▶ [Dataset records]
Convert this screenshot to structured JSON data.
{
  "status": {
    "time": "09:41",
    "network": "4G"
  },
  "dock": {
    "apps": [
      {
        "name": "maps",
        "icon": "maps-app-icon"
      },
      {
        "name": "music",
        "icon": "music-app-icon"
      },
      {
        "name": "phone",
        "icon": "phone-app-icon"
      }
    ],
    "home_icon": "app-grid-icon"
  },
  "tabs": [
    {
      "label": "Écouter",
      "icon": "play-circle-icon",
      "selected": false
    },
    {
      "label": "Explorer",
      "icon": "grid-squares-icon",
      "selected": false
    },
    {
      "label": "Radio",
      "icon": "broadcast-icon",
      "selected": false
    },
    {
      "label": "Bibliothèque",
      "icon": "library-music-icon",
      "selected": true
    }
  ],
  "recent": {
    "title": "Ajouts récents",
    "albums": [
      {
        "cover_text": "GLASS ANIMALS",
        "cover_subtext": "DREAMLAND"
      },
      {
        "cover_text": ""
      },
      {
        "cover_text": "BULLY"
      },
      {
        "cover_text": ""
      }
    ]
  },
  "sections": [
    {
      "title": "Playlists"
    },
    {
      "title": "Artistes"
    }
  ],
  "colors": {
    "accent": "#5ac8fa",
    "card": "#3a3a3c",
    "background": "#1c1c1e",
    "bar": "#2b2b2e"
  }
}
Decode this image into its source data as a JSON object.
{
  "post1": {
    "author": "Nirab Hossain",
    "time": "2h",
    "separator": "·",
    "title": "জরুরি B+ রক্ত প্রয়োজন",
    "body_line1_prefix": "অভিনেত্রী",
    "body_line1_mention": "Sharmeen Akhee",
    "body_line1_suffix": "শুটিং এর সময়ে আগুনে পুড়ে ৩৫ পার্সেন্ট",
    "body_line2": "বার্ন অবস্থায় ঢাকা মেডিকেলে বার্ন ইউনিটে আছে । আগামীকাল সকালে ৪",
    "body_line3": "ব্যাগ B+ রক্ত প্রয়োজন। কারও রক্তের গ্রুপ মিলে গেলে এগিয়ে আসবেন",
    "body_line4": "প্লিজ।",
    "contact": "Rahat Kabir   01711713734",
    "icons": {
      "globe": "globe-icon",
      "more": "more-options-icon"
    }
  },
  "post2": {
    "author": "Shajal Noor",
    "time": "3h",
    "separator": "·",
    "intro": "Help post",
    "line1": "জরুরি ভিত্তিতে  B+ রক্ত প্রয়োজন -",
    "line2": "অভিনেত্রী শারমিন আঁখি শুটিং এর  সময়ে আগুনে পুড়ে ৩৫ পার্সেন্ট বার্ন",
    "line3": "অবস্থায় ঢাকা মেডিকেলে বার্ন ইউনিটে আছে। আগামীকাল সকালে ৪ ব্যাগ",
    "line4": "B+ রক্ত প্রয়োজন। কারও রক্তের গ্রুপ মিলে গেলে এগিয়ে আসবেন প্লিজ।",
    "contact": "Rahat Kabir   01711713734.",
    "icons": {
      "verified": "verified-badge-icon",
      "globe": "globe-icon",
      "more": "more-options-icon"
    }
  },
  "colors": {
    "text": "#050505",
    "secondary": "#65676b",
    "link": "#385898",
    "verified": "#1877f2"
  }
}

▶ [What to work on] Copy every line of the listing containing the string "verified".

▶ [Solved problem]
      "verified": "verified-badge-icon",
    "verified": "#1877f2"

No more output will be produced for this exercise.